Saved data entries:
○ ○ ○ ○
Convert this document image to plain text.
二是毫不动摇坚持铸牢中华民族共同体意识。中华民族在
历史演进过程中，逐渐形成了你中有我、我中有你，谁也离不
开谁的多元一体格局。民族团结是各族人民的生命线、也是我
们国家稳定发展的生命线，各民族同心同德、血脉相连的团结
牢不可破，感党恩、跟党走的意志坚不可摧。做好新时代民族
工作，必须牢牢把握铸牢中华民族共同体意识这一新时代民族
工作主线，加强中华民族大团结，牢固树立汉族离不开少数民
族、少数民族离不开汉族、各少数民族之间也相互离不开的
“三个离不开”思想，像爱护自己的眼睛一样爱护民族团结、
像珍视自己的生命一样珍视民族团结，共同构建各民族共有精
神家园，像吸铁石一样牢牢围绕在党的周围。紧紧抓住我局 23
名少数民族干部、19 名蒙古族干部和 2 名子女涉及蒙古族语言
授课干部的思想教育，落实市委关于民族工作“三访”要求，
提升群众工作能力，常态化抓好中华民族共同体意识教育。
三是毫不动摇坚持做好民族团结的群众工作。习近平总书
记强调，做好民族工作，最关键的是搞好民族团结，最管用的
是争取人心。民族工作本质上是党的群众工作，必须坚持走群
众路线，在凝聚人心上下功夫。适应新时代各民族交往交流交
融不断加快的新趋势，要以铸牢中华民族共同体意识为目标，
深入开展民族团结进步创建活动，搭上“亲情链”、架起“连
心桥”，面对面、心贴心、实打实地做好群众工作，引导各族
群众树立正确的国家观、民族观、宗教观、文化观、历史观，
○ ○ ○ ○
| Stated problem |
Write out the entire listing exactly.

| Exercise answer |
Convert this document image to plain text.
二是毫不动摇坚持铸牢中华民族共同体意识。中华民族在
历史演进过程中，逐渐形成了你中有我、我中有你，谁也离不
开谁的多元一体格局。民族团结是各族人民的生命线、也是我
们国家稳定发展的生命线，各民族同心同德、血脉相连的团结
牢不可破，感党恩、跟党走的意志坚不可摧。做好新时代民族
工作，必须牢牢把握铸牢中华民族共同体意识这一新时代民族
工作主线，加强中华民族大团结，牢固树立汉族离不开少数民
族、少数民族离不开汉族、各少数民族之间也相互离不开的
“三个离不开”思想，像爱护自己的眼睛一样爱护民族团结、
像珍视自己的生命一样珍视民族团结，共同构建各民族共有精
神家园，像吸铁石一样牢牢围绕在党的周围。紧紧抓住我局 23
名少数民族干部、19 名蒙古族干部和 2 名子女涉及蒙古族语言
授课干部的思想教育，落实市委关于民族工作“三访”要求，
提升群众工作能力，常态化抓好中华民族共同体意识教育。
三是毫不动摇坚持做好民族团结的群众工作。习近平总书
记强调，做好民族工作，最关键的是搞好民族团结，最管用的
是争取人心。民族工作本质上是党的群众工作，必须坚持走群
众路线，在凝聚人心上下功夫。适应新时代各民族交往交流交
融不断加快的新趋势，要以铸牢中华民族共同体意识为目标，
深入开展民族团结进步创建活动，搭上“亲情链”、架起“连
心桥”，面对面、心贴心、实打实地做好群众工作，引导各族
群众树立正确的国家观、民族观、宗教观、文化观、历史观，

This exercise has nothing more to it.